Locate all lines with the word "источника". Copy them.

**Dataset records:**
-*-

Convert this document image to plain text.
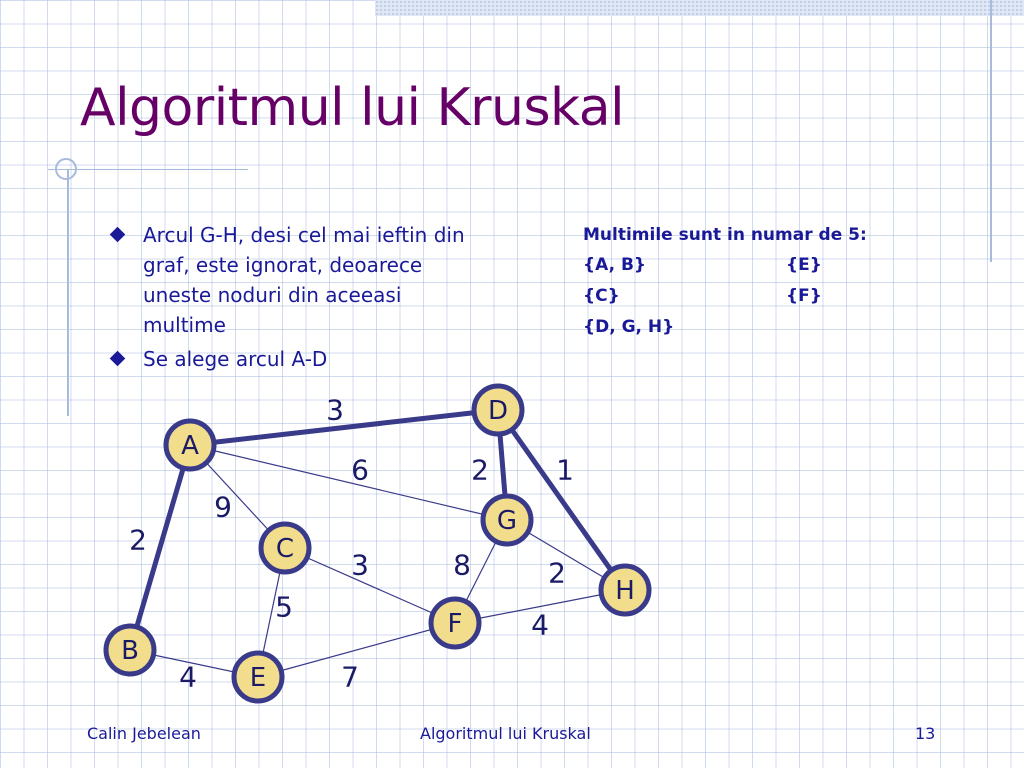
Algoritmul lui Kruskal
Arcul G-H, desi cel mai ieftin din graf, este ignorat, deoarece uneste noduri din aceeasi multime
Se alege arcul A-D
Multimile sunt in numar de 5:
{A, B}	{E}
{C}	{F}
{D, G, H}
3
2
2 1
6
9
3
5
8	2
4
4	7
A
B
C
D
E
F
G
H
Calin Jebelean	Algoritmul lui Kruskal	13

-*-

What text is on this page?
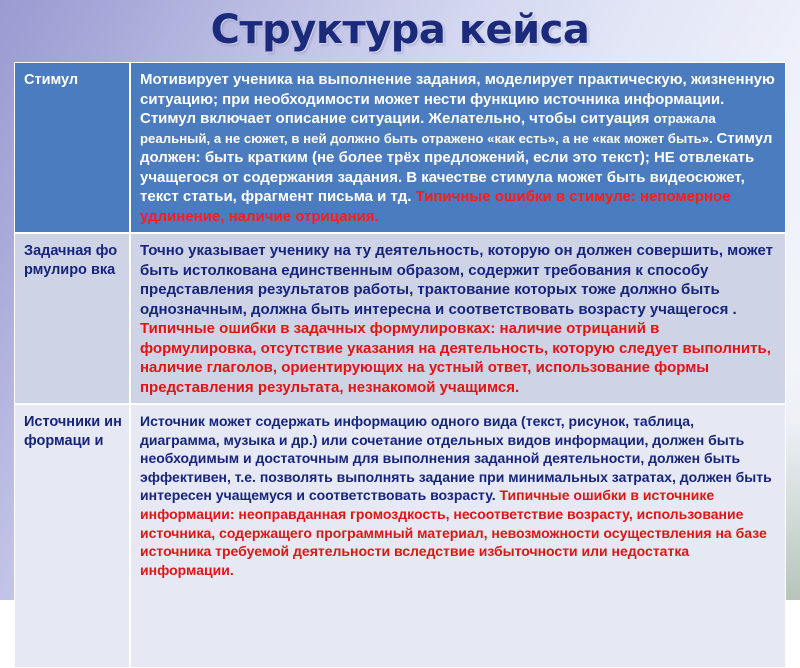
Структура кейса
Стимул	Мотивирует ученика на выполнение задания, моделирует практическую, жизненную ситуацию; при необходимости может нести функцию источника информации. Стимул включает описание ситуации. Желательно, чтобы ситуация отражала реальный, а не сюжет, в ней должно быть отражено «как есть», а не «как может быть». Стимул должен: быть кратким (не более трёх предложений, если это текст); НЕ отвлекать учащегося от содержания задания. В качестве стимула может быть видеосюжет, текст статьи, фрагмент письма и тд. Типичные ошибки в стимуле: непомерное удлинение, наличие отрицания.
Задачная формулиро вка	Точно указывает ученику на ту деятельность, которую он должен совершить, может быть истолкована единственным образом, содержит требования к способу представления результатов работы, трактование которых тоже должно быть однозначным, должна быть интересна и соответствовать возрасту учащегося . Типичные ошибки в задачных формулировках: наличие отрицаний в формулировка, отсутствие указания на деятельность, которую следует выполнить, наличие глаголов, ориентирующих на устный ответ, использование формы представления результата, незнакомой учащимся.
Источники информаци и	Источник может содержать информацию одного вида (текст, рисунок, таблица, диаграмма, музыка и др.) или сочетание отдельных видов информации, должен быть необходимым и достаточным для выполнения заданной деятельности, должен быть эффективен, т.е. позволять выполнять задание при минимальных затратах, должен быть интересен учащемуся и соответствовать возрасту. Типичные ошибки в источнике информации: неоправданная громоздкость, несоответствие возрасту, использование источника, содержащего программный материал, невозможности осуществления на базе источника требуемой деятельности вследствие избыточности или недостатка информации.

-*-

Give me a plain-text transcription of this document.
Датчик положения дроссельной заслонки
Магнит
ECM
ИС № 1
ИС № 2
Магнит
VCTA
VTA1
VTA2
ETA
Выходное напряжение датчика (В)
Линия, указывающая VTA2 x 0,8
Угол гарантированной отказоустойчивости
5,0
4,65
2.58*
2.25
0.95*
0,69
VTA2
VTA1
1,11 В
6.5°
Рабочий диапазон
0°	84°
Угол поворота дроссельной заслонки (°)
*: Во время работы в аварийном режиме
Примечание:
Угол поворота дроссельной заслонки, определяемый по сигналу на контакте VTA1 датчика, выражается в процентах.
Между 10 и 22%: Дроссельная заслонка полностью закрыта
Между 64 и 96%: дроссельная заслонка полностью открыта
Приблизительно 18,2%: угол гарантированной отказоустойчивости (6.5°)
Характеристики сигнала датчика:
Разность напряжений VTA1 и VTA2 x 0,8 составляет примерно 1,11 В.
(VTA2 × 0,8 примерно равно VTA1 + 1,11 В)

-*-

**Completed exercise:**
Стимул	Мотивирует ученика на выполнение задания, моделирует практическую, жизненную ситуацию; при необходимости может нести функцию источника информации. Стимул включает описание ситуации. Желательно, чтобы ситуация отражала реальный, а не сюжет, в ней должно быть отражено «как есть», а не «как может быть». Стимул должен: быть кратким (не более трёх предложений, если это текст); НЕ отвлекать учащегося от содержания задания. В качестве стимула может быть видеосюжет, текст статьи, фрагмент письма и тд. Типичные ошибки в стимуле: непомерное удлинение, наличие отрицания.
Источники информаци и	Источник может содержать информацию одного вида (текст, рисунок, таблица, диаграмма, музыка и др.) или сочетание отдельных видов информации, должен быть необходимым и достаточным для выполнения заданной деятельности, должен быть эффективен, т.е. позволять выполнять задание при минимальных затратах, должен быть интересен учащемуся и соответствовать возрасту. Типичные ошибки в источнике информации: неоправданная громоздкость, несоответствие возрасту, использование источника, содержащего программный материал, невозможности осуществления на базе источника требуемой деятельности вследствие избыточности или недостатка информации.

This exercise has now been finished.